## Data entries:

◆ ◆ ◆

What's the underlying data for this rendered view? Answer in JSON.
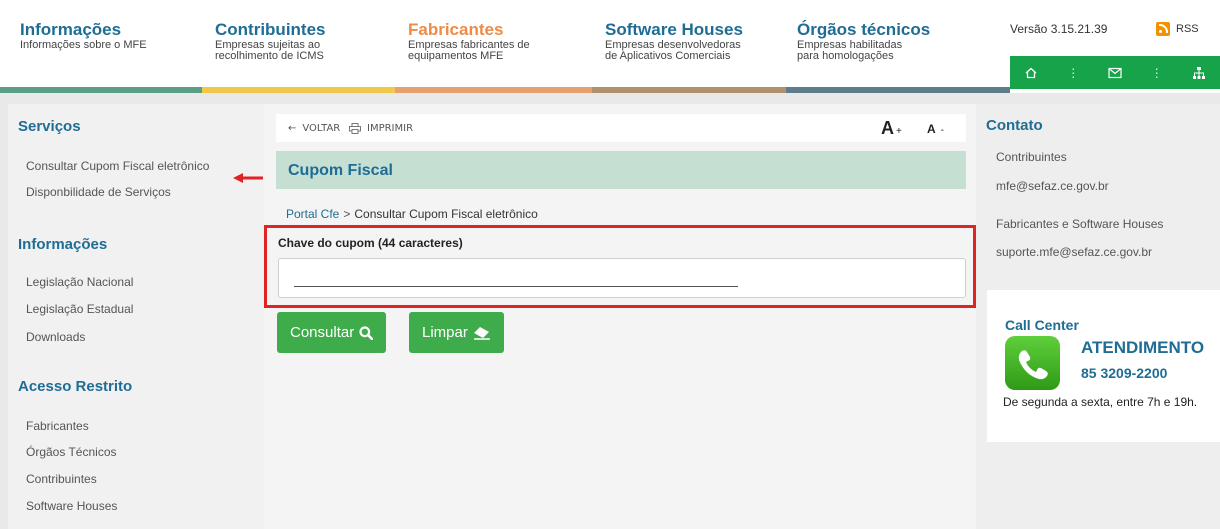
{
  "nav": [
    {
      "title": "Informações",
      "desc": [
        "Informações sobre o MFE"
      ],
      "color": "#1f6d94",
      "bar": "#5a9e86"
    },
    {
      "title": "Contribuintes",
      "desc": [
        "Empresas sujeitas ao",
        "recolhimento de ICMS"
      ],
      "color": "#1f6d94",
      "bar": "#f2c84b"
    },
    {
      "title": "Fabricantes",
      "desc": [
        "Empresas fabricantes de",
        "equipamentos MFE"
      ],
      "color": "#ef8b47",
      "bar": "#e8a070"
    },
    {
      "title": "Software Houses",
      "desc": [
        "Empresas desenvolvedoras",
        "de Aplicativos Comerciais"
      ],
      "color": "#1f6d94",
      "bar": "#b0916b"
    },
    {
      "title": "Órgãos técnicos",
      "desc": [
        "Empresas habilitadas",
        "para homologações"
      ],
      "color": "#1f6d94",
      "bar": "#5c7e8c"
    }
  ],
  "header": {
    "version": "Versão 3.15.21.39",
    "rss": "RSS"
  },
  "sidebar": {
    "servicos": {
      "title": "Serviços",
      "items": [
        "Consultar Cupom Fiscal eletrônico",
        "Disponbilidade de Serviços"
      ]
    },
    "informacoes": {
      "title": "Informações",
      "items": [
        "Legislação Nacional",
        "Legislação Estadual",
        "Downloads"
      ]
    },
    "acesso": {
      "title": "Acesso Restrito",
      "items": [
        "Fabricantes",
        "Órgãos Técnicos",
        "Contribuintes",
        "Software Houses"
      ]
    }
  },
  "toolbar": {
    "back": "VOLTAR",
    "print": "IMPRIMIR",
    "font_up": "A",
    "font_up_sign": "+",
    "font_down": "A",
    "font_down_sign": "-"
  },
  "main": {
    "title": "Cupom Fiscal",
    "breadcrumb": {
      "root": "Portal Cfe",
      "sep": ">",
      "current": "Consultar Cupom Fiscal eletrônico"
    },
    "field_label": "Chave do cupom (44 caracteres)",
    "field_value": "",
    "consult_label": "Consultar",
    "clear_label": "Limpar"
  },
  "contact": {
    "title": "Contato",
    "contrib_label": "Contribuintes",
    "contrib_email": "mfe@sefaz.ce.gov.br",
    "fab_label": "Fabricantes e Software Houses",
    "fab_email": "suporte.mfe@sefaz.ce.gov.br"
  },
  "callcenter": {
    "title": "Call Center",
    "label": "ATENDIMENTO",
    "number": "85 3209-2200",
    "hours": "De segunda a sexta, entre 7h e 19h."
  },
  "colors": {
    "accent": "#1f6d94",
    "button": "#3eac4a",
    "highlight": "#e02424",
    "util_bar": "#16a34a"
  }
}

◆ ◆ ◆

Count every line in the listing above that holds "Consultar", then report only the count.

3